## BEGIN

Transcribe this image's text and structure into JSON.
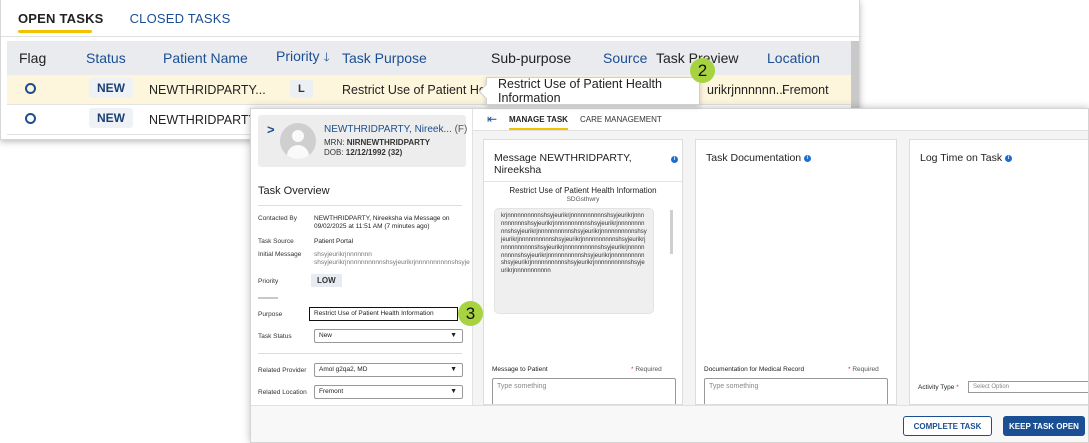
{
  "task_list": {
    "tabs": [
      "OPEN TASKS",
      "CLOSED TASKS"
    ],
    "columns": {
      "flag": "Flag",
      "status": "Status",
      "patient_name": "Patient Name",
      "priority": "Priority",
      "sort_arrow": "🡓",
      "task_purpose": "Task Purpose",
      "sub_purpose": "Sub-purpose",
      "source": "Source",
      "task_preview": "Task Preview",
      "location": "Location"
    },
    "rows": [
      {
        "status": "NEW",
        "patient_name": "NEWTHRIDPARTY...",
        "priority": "L",
        "task_purpose": "Restrict Use of Patient Heal...",
        "task_preview": "urikrjnnnnnn...",
        "location": "Fremont"
      },
      {
        "status": "NEW",
        "patient_name": "NEWTHRIDPARTY"
      }
    ],
    "tooltip": "Restrict Use of Patient Health Information"
  },
  "steps": {
    "two": "2",
    "three": "3"
  },
  "patient": {
    "chevron": ">",
    "name": "NEWTHRIDPARTY, Nireek...",
    "sex": "(F)",
    "mrn_label": "MRN:",
    "mrn": "NIRNEWTHRIDPARTY",
    "dob_label": "DOB:",
    "dob": "12/12/1992 (32)"
  },
  "overview": {
    "title": "Task Overview",
    "contacted_by_label": "Contacted By",
    "contacted_by_line1": "NEWTHRIDPARTY, Nireeksha via Message on",
    "contacted_by_line2": "09/02/2025 at 11:51 AM (7 minutes ago)",
    "source_label": "Task Source",
    "source": "Patient Portal",
    "initial_message_label": "Initial Message",
    "initial_message_line1": "shsyjeurikrjnnnnnnn",
    "initial_message_line2": "shsyjeurikrjnnnnnnnnnnshsyjeurikrjnnnnnnnnnnshsyje",
    "priority_label": "Priority",
    "priority": "LOW",
    "purpose_label": "Purpose",
    "purpose": "Restrict Use of Patient Health Information",
    "task_status_label": "Task Status",
    "task_status": "New",
    "related_provider_label": "Related Provider",
    "related_provider": "Amol g2qa2, MD",
    "related_location_label": "Related Location",
    "related_location": "Fremont"
  },
  "detail_tabs": [
    "MANAGE TASK",
    "CARE MANAGEMENT"
  ],
  "message_card": {
    "title_line1": "Message NEWTHRIDPARTY,",
    "title_line2": "Nireeksha",
    "subject": "Restrict Use of Patient Health Information",
    "subpurpose": "SDGsthwry",
    "body": "krjnnnnnnnnnnshsyjeurikrjnnnnnnnnnnshsyjeurikrjnnnnnnnnnnshsyjeurikrjnnnnnnnnnnshsyjeurikrjnnnnnnnnnnshsyjeurikrjnnnnnnnnnnshsyjeurikrjnnnnnnnnnnshsyjeurikrjnnnnnnnnnnshsyjeurikrjnnnnnnnnnnshsyjeurikrjnnnnnnnnnnshsyjeurikrjnnnnnnnnnnshsyjeurikrjnnnnnnnnnnshsyjeurikrjnnnnnnnnnnshsyjeurikrjnnnnnnnnnnshsyjeurikrjnnnnnnnnnnshsyjeurikrjnnnnnnnnnnshsyjeurikrjnnnnnnnnnnn",
    "reply_label": "Message to Patient",
    "required": "Required",
    "placeholder": "Type something"
  },
  "documentation_card": {
    "title": "Task Documentation",
    "field_label": "Documentation for Medical Record",
    "required": "Required",
    "placeholder": "Type something"
  },
  "log_time_card": {
    "title": "Log Time on Task",
    "activity_label": "Activity Type",
    "activity_placeholder": "Select Option"
  },
  "buttons": {
    "complete": "COMPLETE TASK",
    "keep_open": "KEEP TASK OPEN"
  },
  "colors": {
    "brand_blue": "#1b4f93",
    "accent_yellow": "#f2c200",
    "step_green": "#a6d33f",
    "row_highlight": "#fdf5dc"
  }
}
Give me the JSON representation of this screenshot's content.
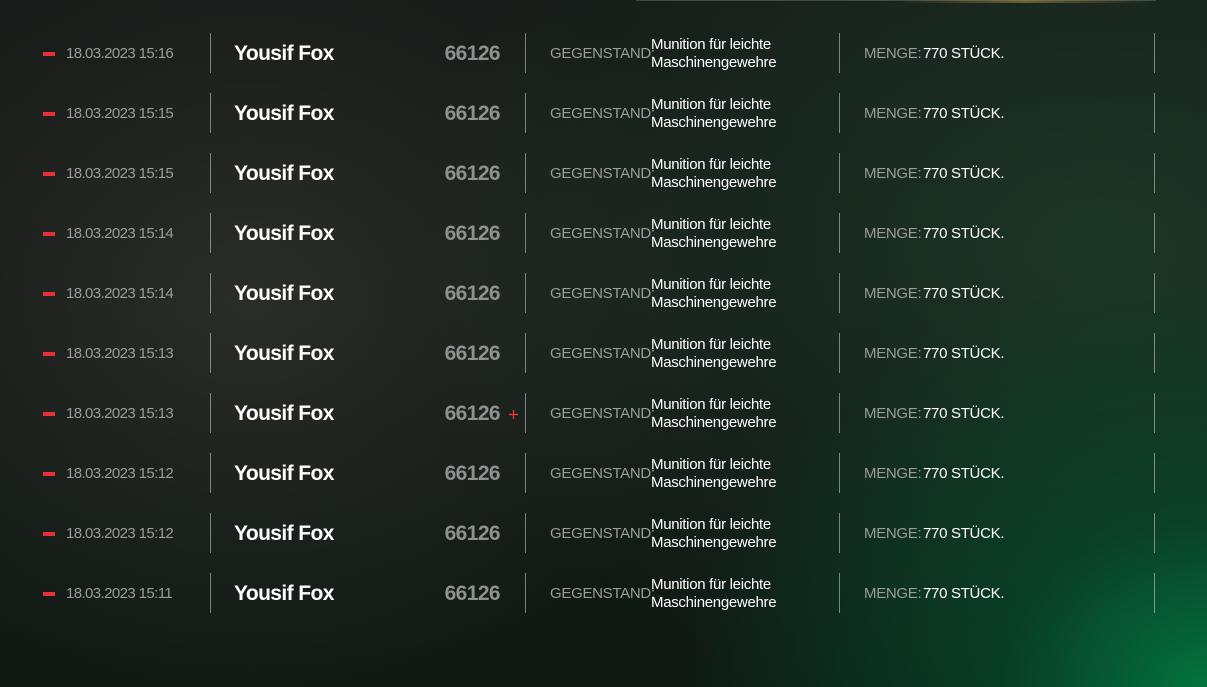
{
  "labels": {
    "item": "GEGENSTAND:",
    "quantity": "MENGE:"
  },
  "colors": {
    "marker": "#e8303a",
    "muted_text": "#9a9c9b",
    "id_text": "#8f9190",
    "accent_glow": "#00823f"
  },
  "icons": {
    "row_marker": "minus-marker-icon",
    "cursor": "crosshair-cursor-icon"
  },
  "log": [
    {
      "timestamp": "18.03.2023 15:16",
      "player": "Yousif Fox",
      "id": "66126",
      "item_line1": "Munition für leichte",
      "item_line2": "Maschinengewehre",
      "quantity": "770 STÜCK."
    },
    {
      "timestamp": "18.03.2023 15:15",
      "player": "Yousif Fox",
      "id": "66126",
      "item_line1": "Munition für leichte",
      "item_line2": "Maschinengewehre",
      "quantity": "770 STÜCK."
    },
    {
      "timestamp": "18.03.2023 15:15",
      "player": "Yousif Fox",
      "id": "66126",
      "item_line1": "Munition für leichte",
      "item_line2": "Maschinengewehre",
      "quantity": "770 STÜCK."
    },
    {
      "timestamp": "18.03.2023 15:14",
      "player": "Yousif Fox",
      "id": "66126",
      "item_line1": "Munition für leichte",
      "item_line2": "Maschinengewehre",
      "quantity": "770 STÜCK."
    },
    {
      "timestamp": "18.03.2023 15:14",
      "player": "Yousif Fox",
      "id": "66126",
      "item_line1": "Munition für leichte",
      "item_line2": "Maschinengewehre",
      "quantity": "770 STÜCK."
    },
    {
      "timestamp": "18.03.2023 15:13",
      "player": "Yousif Fox",
      "id": "66126",
      "item_line1": "Munition für leichte",
      "item_line2": "Maschinengewehre",
      "quantity": "770 STÜCK."
    },
    {
      "timestamp": "18.03.2023 15:13",
      "player": "Yousif Fox",
      "id": "66126",
      "item_line1": "Munition für leichte",
      "item_line2": "Maschinengewehre",
      "quantity": "770 STÜCK."
    },
    {
      "timestamp": "18.03.2023 15:12",
      "player": "Yousif Fox",
      "id": "66126",
      "item_line1": "Munition für leichte",
      "item_line2": "Maschinengewehre",
      "quantity": "770 STÜCK."
    },
    {
      "timestamp": "18.03.2023 15:12",
      "player": "Yousif Fox",
      "id": "66126",
      "item_line1": "Munition für leichte",
      "item_line2": "Maschinengewehre",
      "quantity": "770 STÜCK."
    },
    {
      "timestamp": "18.03.2023 15:11",
      "player": "Yousif Fox",
      "id": "66126",
      "item_line1": "Munition für leichte",
      "item_line2": "Maschinengewehre",
      "quantity": "770 STÜCK."
    }
  ]
}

## END

Aim
Reproduce the material above in full, exactly, with no images.

Answer to this problem
Transcribe this image's text and structure into JSON.
{
  "task_list": {
    "tabs": [
      "OPEN TASKS",
      "CLOSED TASKS"
    ],
    "columns": {
      "flag": "Flag",
      "status": "Status",
      "patient_name": "Patient Name",
      "priority": "Priority",
      "sort_arrow": "🡓",
      "task_purpose": "Task Purpose",
      "sub_purpose": "Sub-purpose",
      "source": "Source",
      "task_preview": "Task Preview",
      "location": "Location"
    },
    "rows": [
      {
        "status": "NEW",
        "patient_name": "NEWTHRIDPARTY...",
        "priority": "L",
        "task_purpose": "Restrict Use of Patient Heal...",
        "task_preview": "urikrjnnnnnn...",
        "location": "Fremont"
      },
      {
        "status": "NEW",
        "patient_name": "NEWTHRIDPARTY"
      }
    ],
    "tooltip": "Restrict Use of Patient Health Information"
  },
  "steps": {
    "two": "2",
    "three": "3"
  },
  "patient": {
    "chevron": ">",
    "name": "NEWTHRIDPARTY, Nireek...",
    "sex": "(F)",
    "mrn_label": "MRN:",
    "mrn": "NIRNEWTHRIDPARTY",
    "dob_label": "DOB:",
    "dob": "12/12/1992 (32)"
  },
  "overview": {
    "title": "Task Overview",
    "contacted_by_label": "Contacted By",
    "contacted_by_line1": "NEWTHRIDPARTY, Nireeksha via Message on",
    "contacted_by_line2": "09/02/2025 at 11:51 AM (7 minutes ago)",
    "source_label": "Task Source",
    "source": "Patient Portal",
    "initial_message_label": "Initial Message",
    "initial_message_line1": "shsyjeurikrjnnnnnnn",
    "initial_message_line2": "shsyjeurikrjnnnnnnnnnnshsyjeurikrjnnnnnnnnnnshsyje",
    "priority_label": "Priority",
    "priority": "LOW",
    "purpose_label": "Purpose",
    "purpose": "Restrict Use of Patient Health Information",
    "task_status_label": "Task Status",
    "task_status": "New",
    "related_provider_label": "Related Provider",
    "related_provider": "Amol g2qa2, MD",
    "related_location_label": "Related Location",
    "related_location": "Fremont"
  },
  "detail_tabs": [
    "MANAGE TASK",
    "CARE MANAGEMENT"
  ],
  "message_card": {
    "title_line1": "Message NEWTHRIDPARTY,",
    "title_line2": "Nireeksha",
    "subject": "Restrict Use of Patient Health Information",
    "subpurpose": "SDGsthwry",
    "body": "krjnnnnnnnnnnshsyjeurikrjnnnnnnnnnnshsyjeurikrjnnnnnnnnnnshsyjeurikrjnnnnnnnnnnshsyjeurikrjnnnnnnnnnnshsyjeurikrjnnnnnnnnnnshsyjeurikrjnnnnnnnnnnshsyjeurikrjnnnnnnnnnnshsyjeurikrjnnnnnnnnnnshsyjeurikrjnnnnnnnnnnshsyjeurikrjnnnnnnnnnnshsyjeurikrjnnnnnnnnnnshsyjeurikrjnnnnnnnnnnshsyjeurikrjnnnnnnnnnnshsyjeurikrjnnnnnnnnnnshsyjeurikrjnnnnnnnnnnshsyjeurikrjnnnnnnnnnnn",
    "reply_label": "Message to Patient",
    "required": "Required",
    "placeholder": "Type something"
  },
  "documentation_card": {
    "title": "Task Documentation",
    "field_label": "Documentation for Medical Record",
    "required": "Required",
    "placeholder": "Type something"
  },
  "log_time_card": {
    "title": "Log Time on Task",
    "activity_label": "Activity Type",
    "activity_placeholder": "Select Option"
  },
  "buttons": {
    "complete": "COMPLETE TASK",
    "keep_open": "KEEP TASK OPEN"
  },
  "colors": {
    "brand_blue": "#1b4f93",
    "accent_yellow": "#f2c200",
    "step_green": "#a6d33f",
    "row_highlight": "#fdf5dc"
  }
}
Give me the JSON representation of this screenshot's content.
{
  "labels": {
    "item": "GEGENSTAND:",
    "quantity": "MENGE:"
  },
  "colors": {
    "marker": "#e8303a",
    "muted_text": "#9a9c9b",
    "id_text": "#8f9190",
    "accent_glow": "#00823f"
  },
  "icons": {
    "row_marker": "minus-marker-icon",
    "cursor": "crosshair-cursor-icon"
  },
  "log": [
    {
      "timestamp": "18.03.2023 15:16",
      "player": "Yousif Fox",
      "id": "66126",
      "item_line1": "Munition für leichte",
      "item_line2": "Maschinengewehre",
      "quantity": "770 STÜCK."
    },
    {
      "timestamp": "18.03.2023 15:15",
      "player": "Yousif Fox",
      "id": "66126",
      "item_line1": "Munition für leichte",
      "item_line2": "Maschinengewehre",
      "quantity": "770 STÜCK."
    },
    {
      "timestamp": "18.03.2023 15:15",
      "player": "Yousif Fox",
      "id": "66126",
      "item_line1": "Munition für leichte",
      "item_line2": "Maschinengewehre",
      "quantity": "770 STÜCK."
    },
    {
      "timestamp": "18.03.2023 15:14",
      "player": "Yousif Fox",
      "id": "66126",
      "item_line1": "Munition für leichte",
      "item_line2": "Maschinengewehre",
      "quantity": "770 STÜCK."
    },
    {
      "timestamp": "18.03.2023 15:14",
      "player": "Yousif Fox",
      "id": "66126",
      "item_line1": "Munition für leichte",
      "item_line2": "Maschinengewehre",
      "quantity": "770 STÜCK."
    },
    {
      "timestamp": "18.03.2023 15:13",
      "player": "Yousif Fox",
      "id": "66126",
      "item_line1": "Munition für leichte",
      "item_line2": "Maschinengewehre",
      "quantity": "770 STÜCK."
    },
    {
      "timestamp": "18.03.2023 15:13",
      "player": "Yousif Fox",
      "id": "66126",
      "item_line1": "Munition für leichte",
      "item_line2": "Maschinengewehre",
      "quantity": "770 STÜCK."
    },
    {
      "timestamp": "18.03.2023 15:12",
      "player": "Yousif Fox",
      "id": "66126",
      "item_line1": "Munition für leichte",
      "item_line2": "Maschinengewehre",
      "quantity": "770 STÜCK."
    },
    {
      "timestamp": "18.03.2023 15:12",
      "player": "Yousif Fox",
      "id": "66126",
      "item_line1": "Munition für leichte",
      "item_line2": "Maschinengewehre",
      "quantity": "770 STÜCK."
    },
    {
      "timestamp": "18.03.2023 15:11",
      "player": "Yousif Fox",
      "id": "66126",
      "item_line1": "Munition für leichte",
      "item_line2": "Maschinengewehre",
      "quantity": "770 STÜCK."
    }
  ]
}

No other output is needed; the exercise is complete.